## [Directive]
Search the data for the string "income" and gather each line it is in.

(Dataset items)
++++
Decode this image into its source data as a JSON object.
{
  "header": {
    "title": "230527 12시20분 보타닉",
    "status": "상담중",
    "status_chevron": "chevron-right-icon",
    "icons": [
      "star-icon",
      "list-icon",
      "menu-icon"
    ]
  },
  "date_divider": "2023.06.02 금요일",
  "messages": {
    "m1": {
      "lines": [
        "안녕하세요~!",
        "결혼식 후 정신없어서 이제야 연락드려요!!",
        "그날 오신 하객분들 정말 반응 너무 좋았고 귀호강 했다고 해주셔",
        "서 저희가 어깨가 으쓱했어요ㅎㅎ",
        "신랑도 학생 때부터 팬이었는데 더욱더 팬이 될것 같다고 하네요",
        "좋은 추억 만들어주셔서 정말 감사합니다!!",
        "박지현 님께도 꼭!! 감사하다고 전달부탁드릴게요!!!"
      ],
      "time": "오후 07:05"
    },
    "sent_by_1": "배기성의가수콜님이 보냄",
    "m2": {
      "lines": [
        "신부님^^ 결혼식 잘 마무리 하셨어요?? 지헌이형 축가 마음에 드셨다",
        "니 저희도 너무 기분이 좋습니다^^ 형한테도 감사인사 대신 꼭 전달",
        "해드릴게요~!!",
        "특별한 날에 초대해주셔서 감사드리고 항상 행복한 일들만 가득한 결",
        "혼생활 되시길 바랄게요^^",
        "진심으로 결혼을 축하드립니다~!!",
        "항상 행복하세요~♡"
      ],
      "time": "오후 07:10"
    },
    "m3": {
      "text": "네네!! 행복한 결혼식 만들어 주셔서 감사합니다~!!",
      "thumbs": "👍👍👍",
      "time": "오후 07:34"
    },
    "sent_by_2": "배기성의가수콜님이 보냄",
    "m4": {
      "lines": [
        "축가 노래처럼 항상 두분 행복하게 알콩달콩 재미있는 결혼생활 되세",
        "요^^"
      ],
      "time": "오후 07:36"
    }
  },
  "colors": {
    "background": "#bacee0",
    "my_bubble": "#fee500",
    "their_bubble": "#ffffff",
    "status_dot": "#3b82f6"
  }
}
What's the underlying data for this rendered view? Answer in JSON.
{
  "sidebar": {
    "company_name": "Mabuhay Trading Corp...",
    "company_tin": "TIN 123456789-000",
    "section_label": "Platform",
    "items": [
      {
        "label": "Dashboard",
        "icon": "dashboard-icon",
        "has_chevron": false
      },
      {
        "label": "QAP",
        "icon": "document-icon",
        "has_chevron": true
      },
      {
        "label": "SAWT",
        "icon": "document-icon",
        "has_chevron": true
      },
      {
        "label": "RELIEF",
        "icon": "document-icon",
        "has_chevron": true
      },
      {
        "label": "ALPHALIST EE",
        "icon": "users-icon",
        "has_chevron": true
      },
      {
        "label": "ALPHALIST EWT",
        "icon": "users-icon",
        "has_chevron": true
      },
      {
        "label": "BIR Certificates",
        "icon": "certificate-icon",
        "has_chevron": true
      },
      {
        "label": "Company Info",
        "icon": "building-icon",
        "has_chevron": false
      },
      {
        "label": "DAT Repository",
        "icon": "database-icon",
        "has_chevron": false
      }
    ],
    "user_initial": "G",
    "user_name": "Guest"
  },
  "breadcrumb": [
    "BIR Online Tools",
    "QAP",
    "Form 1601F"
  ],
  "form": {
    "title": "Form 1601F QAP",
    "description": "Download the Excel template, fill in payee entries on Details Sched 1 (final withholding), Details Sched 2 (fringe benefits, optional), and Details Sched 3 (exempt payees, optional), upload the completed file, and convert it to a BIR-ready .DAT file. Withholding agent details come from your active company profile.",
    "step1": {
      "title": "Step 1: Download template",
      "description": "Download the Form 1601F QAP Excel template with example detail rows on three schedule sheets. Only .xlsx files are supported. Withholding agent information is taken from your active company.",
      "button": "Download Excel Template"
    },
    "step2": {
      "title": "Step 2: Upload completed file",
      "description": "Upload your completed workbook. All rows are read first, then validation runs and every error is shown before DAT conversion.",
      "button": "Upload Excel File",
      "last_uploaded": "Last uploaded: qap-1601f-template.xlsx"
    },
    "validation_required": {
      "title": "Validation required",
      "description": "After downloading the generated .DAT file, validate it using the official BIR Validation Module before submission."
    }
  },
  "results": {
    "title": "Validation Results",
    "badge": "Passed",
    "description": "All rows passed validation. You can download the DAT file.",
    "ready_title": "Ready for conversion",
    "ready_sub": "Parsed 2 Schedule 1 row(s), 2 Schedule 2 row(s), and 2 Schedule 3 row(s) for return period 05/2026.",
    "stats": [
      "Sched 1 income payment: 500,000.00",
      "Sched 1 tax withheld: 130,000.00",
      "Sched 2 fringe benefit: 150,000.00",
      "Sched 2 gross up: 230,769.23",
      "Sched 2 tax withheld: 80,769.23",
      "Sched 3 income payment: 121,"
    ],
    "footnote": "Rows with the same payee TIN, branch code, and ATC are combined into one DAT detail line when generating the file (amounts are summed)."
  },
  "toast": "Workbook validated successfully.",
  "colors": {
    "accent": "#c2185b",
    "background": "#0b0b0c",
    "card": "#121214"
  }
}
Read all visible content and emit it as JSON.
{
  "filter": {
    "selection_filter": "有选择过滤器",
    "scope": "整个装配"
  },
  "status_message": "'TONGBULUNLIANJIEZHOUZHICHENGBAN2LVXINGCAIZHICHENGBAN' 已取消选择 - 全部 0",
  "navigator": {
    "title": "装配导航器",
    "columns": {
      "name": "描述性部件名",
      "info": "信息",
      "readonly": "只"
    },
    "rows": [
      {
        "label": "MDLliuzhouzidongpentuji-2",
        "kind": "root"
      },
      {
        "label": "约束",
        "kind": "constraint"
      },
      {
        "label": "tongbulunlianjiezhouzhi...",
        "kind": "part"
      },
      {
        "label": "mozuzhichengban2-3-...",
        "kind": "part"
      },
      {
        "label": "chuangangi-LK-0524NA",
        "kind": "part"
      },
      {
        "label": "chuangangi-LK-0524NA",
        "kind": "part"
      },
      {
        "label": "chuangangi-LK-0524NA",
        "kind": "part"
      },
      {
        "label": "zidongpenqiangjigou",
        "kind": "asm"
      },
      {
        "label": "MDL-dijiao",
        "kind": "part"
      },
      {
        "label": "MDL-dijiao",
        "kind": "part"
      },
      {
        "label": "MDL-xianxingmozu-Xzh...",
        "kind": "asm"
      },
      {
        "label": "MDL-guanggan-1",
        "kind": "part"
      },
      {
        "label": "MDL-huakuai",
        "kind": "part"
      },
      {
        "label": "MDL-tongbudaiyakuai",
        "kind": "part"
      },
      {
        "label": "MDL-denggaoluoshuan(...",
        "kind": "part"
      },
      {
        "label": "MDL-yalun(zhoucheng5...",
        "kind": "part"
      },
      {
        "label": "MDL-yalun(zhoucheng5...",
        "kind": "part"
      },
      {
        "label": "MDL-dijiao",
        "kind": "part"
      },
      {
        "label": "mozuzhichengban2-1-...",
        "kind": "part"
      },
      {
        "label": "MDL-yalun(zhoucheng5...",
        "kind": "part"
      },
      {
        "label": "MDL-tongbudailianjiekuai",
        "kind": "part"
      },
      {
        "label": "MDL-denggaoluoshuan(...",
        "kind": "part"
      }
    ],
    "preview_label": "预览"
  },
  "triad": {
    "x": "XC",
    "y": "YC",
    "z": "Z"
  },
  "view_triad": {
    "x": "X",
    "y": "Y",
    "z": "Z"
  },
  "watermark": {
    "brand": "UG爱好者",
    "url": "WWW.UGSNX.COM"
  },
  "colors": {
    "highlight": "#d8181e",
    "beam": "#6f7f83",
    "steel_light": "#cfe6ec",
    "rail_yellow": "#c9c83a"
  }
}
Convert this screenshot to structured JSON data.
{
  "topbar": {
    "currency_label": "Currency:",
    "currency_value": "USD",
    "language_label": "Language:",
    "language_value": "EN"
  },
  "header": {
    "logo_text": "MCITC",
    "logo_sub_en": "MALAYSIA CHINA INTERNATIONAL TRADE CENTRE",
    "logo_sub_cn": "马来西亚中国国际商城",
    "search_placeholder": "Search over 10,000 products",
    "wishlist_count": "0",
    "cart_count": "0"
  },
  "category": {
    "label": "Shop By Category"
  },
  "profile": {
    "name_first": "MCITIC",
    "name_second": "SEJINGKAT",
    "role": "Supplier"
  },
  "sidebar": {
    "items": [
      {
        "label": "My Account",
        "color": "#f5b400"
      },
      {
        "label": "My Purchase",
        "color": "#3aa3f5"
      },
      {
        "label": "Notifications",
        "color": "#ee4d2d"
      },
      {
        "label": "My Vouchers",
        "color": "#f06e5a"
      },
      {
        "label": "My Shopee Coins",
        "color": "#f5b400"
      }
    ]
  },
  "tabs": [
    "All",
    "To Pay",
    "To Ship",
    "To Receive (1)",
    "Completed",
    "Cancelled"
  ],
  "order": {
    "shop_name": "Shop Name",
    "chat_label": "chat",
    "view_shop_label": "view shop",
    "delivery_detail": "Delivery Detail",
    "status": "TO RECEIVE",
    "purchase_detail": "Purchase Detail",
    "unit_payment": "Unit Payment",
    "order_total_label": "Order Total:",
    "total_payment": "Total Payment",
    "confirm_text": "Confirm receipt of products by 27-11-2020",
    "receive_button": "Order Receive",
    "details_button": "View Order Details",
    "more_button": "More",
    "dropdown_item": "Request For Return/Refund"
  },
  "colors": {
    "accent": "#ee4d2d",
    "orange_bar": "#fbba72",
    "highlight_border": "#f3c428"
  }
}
++++
## [Completed task]
      "Sched 1 income payment: 500,000.00",
      "Sched 3 income payment: 121,"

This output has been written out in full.